### AIM OF THE EXERCISE
Copy out each line below exactly as it appears.

------

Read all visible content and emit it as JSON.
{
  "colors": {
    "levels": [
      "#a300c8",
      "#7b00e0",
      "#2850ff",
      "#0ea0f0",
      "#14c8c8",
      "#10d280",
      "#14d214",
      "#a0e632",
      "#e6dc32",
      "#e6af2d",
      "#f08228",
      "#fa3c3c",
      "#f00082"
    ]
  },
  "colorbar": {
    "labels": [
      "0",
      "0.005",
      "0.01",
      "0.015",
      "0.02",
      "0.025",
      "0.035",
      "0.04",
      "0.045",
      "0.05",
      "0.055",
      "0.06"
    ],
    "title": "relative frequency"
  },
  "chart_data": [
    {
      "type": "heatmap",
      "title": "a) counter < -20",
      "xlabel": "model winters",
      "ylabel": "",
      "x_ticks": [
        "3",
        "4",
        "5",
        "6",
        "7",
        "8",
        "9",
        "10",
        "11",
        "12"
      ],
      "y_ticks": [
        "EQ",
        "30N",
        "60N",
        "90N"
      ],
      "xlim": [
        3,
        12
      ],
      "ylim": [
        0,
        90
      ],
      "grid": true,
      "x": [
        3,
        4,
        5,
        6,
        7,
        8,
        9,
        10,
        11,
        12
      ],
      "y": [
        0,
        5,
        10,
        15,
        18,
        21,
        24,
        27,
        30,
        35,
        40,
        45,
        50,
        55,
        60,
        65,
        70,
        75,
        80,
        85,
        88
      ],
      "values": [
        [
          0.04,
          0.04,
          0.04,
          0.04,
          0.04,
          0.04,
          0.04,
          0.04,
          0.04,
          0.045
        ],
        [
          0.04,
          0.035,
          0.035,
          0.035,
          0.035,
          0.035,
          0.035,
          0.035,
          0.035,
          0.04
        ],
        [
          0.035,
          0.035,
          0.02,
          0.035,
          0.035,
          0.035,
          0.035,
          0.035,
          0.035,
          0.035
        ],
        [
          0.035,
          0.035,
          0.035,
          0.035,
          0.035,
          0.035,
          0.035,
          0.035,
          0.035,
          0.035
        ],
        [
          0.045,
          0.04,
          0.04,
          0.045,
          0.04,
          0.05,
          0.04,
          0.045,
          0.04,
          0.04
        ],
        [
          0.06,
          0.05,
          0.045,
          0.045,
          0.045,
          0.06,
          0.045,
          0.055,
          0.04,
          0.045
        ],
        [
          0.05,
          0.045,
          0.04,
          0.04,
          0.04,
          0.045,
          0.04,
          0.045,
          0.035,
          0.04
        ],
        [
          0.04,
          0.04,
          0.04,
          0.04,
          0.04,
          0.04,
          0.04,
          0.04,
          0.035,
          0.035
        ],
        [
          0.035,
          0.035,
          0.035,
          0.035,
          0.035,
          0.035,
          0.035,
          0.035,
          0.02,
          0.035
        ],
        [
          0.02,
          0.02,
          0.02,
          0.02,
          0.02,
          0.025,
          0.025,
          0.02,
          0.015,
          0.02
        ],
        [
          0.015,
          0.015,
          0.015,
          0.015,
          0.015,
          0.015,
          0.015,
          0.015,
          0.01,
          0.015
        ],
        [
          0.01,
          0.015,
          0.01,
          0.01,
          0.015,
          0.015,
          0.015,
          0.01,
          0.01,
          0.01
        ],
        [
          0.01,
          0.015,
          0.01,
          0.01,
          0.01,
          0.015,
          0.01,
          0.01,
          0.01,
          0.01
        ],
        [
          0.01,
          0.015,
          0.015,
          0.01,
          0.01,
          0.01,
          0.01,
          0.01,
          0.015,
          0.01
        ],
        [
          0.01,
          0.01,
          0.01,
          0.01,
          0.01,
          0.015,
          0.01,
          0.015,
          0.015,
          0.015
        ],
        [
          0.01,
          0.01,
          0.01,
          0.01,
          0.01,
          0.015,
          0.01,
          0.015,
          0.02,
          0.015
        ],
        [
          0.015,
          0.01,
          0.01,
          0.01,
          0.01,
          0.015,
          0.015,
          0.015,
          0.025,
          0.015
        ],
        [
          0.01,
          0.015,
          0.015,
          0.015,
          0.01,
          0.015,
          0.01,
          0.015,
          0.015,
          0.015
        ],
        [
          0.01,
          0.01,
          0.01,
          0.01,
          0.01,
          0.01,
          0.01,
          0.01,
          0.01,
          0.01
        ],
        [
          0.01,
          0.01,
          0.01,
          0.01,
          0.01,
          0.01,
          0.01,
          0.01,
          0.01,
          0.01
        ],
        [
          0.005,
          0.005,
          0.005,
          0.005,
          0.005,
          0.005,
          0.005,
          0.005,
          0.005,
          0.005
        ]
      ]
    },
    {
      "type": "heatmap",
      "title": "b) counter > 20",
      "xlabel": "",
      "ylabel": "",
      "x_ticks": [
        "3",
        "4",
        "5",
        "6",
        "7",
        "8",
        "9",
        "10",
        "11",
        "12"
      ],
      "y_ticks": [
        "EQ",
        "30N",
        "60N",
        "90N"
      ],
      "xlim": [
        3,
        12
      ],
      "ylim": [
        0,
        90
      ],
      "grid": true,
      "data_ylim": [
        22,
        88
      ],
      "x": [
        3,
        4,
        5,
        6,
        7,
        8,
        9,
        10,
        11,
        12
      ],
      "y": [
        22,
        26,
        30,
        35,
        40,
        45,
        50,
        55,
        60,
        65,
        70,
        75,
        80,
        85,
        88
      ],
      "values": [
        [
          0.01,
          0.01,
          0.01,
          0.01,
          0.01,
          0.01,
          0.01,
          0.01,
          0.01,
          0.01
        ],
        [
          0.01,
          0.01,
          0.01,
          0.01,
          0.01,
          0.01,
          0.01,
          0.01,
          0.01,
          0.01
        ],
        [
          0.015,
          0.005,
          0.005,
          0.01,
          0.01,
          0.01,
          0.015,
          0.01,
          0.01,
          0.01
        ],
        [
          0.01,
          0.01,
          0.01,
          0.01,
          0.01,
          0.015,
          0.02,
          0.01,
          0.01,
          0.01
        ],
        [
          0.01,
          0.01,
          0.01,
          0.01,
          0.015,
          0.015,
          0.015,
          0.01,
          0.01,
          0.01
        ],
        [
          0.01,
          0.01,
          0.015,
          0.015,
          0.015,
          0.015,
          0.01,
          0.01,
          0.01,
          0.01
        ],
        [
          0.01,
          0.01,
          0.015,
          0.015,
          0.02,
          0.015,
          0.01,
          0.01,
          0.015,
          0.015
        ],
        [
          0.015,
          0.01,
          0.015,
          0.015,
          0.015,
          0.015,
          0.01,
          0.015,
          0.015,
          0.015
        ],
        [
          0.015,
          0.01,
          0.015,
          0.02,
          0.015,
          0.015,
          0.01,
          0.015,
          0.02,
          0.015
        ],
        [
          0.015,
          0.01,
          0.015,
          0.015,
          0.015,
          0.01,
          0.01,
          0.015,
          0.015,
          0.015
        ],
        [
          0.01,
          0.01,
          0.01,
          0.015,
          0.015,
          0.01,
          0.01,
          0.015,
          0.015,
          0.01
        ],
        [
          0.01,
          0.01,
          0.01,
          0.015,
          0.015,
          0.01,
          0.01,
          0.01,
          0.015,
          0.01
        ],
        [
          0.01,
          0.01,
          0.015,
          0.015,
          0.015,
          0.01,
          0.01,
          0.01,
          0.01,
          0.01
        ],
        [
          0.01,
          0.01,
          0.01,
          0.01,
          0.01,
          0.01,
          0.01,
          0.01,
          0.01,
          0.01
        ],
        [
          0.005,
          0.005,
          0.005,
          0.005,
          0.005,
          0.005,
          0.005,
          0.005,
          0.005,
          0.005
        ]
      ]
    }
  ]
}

------

### RESULT OF THIS EXERCISE
Read all visible content and emit it as JSON.
{
  "colors": {
    "levels": [
      "#a300c8",
      "#7b00e0",
      "#2850ff",
      "#0ea0f0",
      "#14c8c8",
      "#10d280",
      "#14d214",
      "#a0e632",
      "#e6dc32",
      "#e6af2d",
      "#f08228",
      "#fa3c3c",
      "#f00082"
    ]
  },
  "colorbar": {
    "labels": [
      "0",
      "0.005",
      "0.01",
      "0.015",
      "0.02",
      "0.025",
      "0.035",
      "0.04",
      "0.045",
      "0.05",
      "0.055",
      "0.06"
    ],
    "title": "relative frequency"
  },
  "chart_data": [
    {
      "type": "heatmap",
      "title": "a) counter < -20",
      "xlabel": "model winters",
      "ylabel": "",
      "x_ticks": [
        "3",
        "4",
        "5",
        "6",
        "7",
        "8",
        "9",
        "10",
        "11",
        "12"
      ],
      "y_ticks": [
        "EQ",
        "30N",
        "60N",
        "90N"
      ],
      "xlim": [
        3,
        12
      ],
      "ylim": [
        0,
        90
      ],
      "grid": true,
      "x": [
        3,
        4,
        5,
        6,
        7,
        8,
        9,
        10,
        11,
        12
      ],
      "y": [
        0,
        5,
        10,
        15,
        18,
        21,
        24,
        27,
        30,
        35,
        40,
        45,
        50,
        55,
        60,
        65,
        70,
        75,
        80,
        85,
        88
      ],
      "values": [
        [
          0.04,
          0.04,
          0.04,
          0.04,
          0.04,
          0.04,
          0.04,
          0.04,
          0.04,
          0.045
        ],
        [
          0.04,
          0.035,
          0.035,
          0.035,
          0.035,
          0.035,
          0.035,
          0.035,
          0.035,
          0.04
        ],
        [
          0.035,
          0.035,
          0.02,
          0.035,
          0.035,
          0.035,
          0.035,
          0.035,
          0.035,
          0.035
        ],
        [
          0.035,
          0.035,
          0.035,
          0.035,
          0.035,
          0.035,
          0.035,
          0.035,
          0.035,
          0.035
        ],
        [
          0.045,
          0.04,
          0.04,
          0.045,
          0.04,
          0.05,
          0.04,
          0.045,
          0.04,
          0.04
        ],
        [
          0.06,
          0.05,
          0.045,
          0.045,
          0.045,
          0.06,
          0.045,
          0.055,
          0.04,
          0.045
        ],
        [
          0.05,
          0.045,
          0.04,
          0.04,
          0.04,
          0.045,
          0.04,
          0.045,
          0.035,
          0.04
        ],
        [
          0.04,
          0.04,
          0.04,
          0.04,
          0.04,
          0.04,
          0.04,
          0.04,
          0.035,
          0.035
        ],
        [
          0.035,
          0.035,
          0.035,
          0.035,
          0.035,
          0.035,
          0.035,
          0.035,
          0.02,
          0.035
        ],
        [
          0.02,
          0.02,
          0.02,
          0.02,
          0.02,
          0.025,
          0.025,
          0.02,
          0.015,
          0.02
        ],
        [
          0.015,
          0.015,
          0.015,
          0.015,
          0.015,
          0.015,
          0.015,
          0.015,
          0.01,
          0.015
        ],
        [
          0.01,
          0.015,
          0.01,
          0.01,
          0.015,
          0.015,
          0.015,
          0.01,
          0.01,
          0.01
        ],
        [
          0.01,
          0.015,
          0.01,
          0.01,
          0.01,
          0.015,
          0.01,
          0.01,
          0.01,
          0.01
        ],
        [
          0.01,
          0.015,
          0.015,
          0.01,
          0.01,
          0.01,
          0.01,
          0.01,
          0.015,
          0.01
        ],
        [
          0.01,
          0.01,
          0.01,
          0.01,
          0.01,
          0.015,
          0.01,
          0.015,
          0.015,
          0.015
        ],
        [
          0.01,
          0.01,
          0.01,
          0.01,
          0.01,
          0.015,
          0.01,
          0.015,
          0.02,
          0.015
        ],
        [
          0.015,
          0.01,
          0.01,
          0.01,
          0.01,
          0.015,
          0.015,
          0.015,
          0.025,
          0.015
        ],
        [
          0.01,
          0.015,
          0.015,
          0.015,
          0.01,
          0.015,
          0.01,
          0.015,
          0.015,
          0.015
        ],
        [
          0.01,
          0.01,
          0.01,
          0.01,
          0.01,
          0.01,
          0.01,
          0.01,
          0.01,
          0.01
        ],
        [
          0.01,
          0.01,
          0.01,
          0.01,
          0.01,
          0.01,
          0.01,
          0.01,
          0.01,
          0.01
        ],
        [
          0.005,
          0.005,
          0.005,
          0.005,
          0.005,
          0.005,
          0.005,
          0.005,
          0.005,
          0.005
        ]
      ]
    },
    {
      "type": "heatmap",
      "title": "b) counter > 20",
      "xlabel": "",
      "ylabel": "",
      "x_ticks": [
        "3",
        "4",
        "5",
        "6",
        "7",
        "8",
        "9",
        "10",
        "11",
        "12"
      ],
      "y_ticks": [
        "EQ",
        "30N",
        "60N",
        "90N"
      ],
      "xlim": [
        3,
        12
      ],
      "ylim": [
        0,
        90
      ],
      "grid": true,
      "data_ylim": [
        22,
        88
      ],
      "x": [
        3,
        4,
        5,
        6,
        7,
        8,
        9,
        10,
        11,
        12
      ],
      "y": [
        22,
        26,
        30,
        35,
        40,
        45,
        50,
        55,
        60,
        65,
        70,
        75,
        80,
        85,
        88
      ],
      "values": [
        [
          0.01,
          0.01,
          0.01,
          0.01,
          0.01,
          0.01,
          0.01,
          0.01,
          0.01,
          0.01
        ],
        [
          0.01,
          0.01,
          0.01,
          0.01,
          0.01,
          0.01,
          0.01,
          0.01,
          0.01,
          0.01
        ],
        [
          0.015,
          0.005,
          0.005,
          0.01,
          0.01,
          0.01,
          0.015,
          0.01,
          0.01,
          0.01
        ],
        [
          0.01,
          0.01,
          0.01,
          0.01,
          0.01,
          0.015,
          0.02,
          0.01,
          0.01,
          0.01
        ],
        [
          0.01,
          0.01,
          0.01,
          0.01,
          0.015,
          0.015,
          0.015,
          0.01,
          0.01,
          0.01
        ],
        [
          0.01,
          0.01,
          0.015,
          0.015,
          0.015,
          0.015,
          0.01,
          0.01,
          0.01,
          0.01
        ],
        [
          0.01,
          0.01,
          0.015,
          0.015,
          0.02,
          0.015,
          0.01,
          0.01,
          0.015,
          0.015
        ],
        [
          0.015,
          0.01,
          0.015,
          0.015,
          0.015,
          0.015,
          0.01,
          0.015,
          0.015,
          0.015
        ],
        [
          0.015,
          0.01,
          0.015,
          0.02,
          0.015,
          0.015,
          0.01,
          0.015,
          0.02,
          0.015
        ],
        [
          0.015,
          0.01,
          0.015,
          0.015,
          0.015,
          0.01,
          0.01,
          0.015,
          0.015,
          0.015
        ],
        [
          0.01,
          0.01,
          0.01,
          0.015,
          0.015,
          0.01,
          0.01,
          0.015,
          0.015,
          0.01
        ],
        [
          0.01,
          0.01,
          0.01,
          0.015,
          0.015,
          0.01,
          0.01,
          0.01,
          0.015,
          0.01
        ],
        [
          0.01,
          0.01,
          0.015,
          0.015,
          0.015,
          0.01,
          0.01,
          0.01,
          0.01,
          0.01
        ],
        [
          0.01,
          0.01,
          0.01,
          0.01,
          0.01,
          0.01,
          0.01,
          0.01,
          0.01,
          0.01
        ],
        [
          0.005,
          0.005,
          0.005,
          0.005,
          0.005,
          0.005,
          0.005,
          0.005,
          0.005,
          0.005
        ]
      ]
    }
  ]
}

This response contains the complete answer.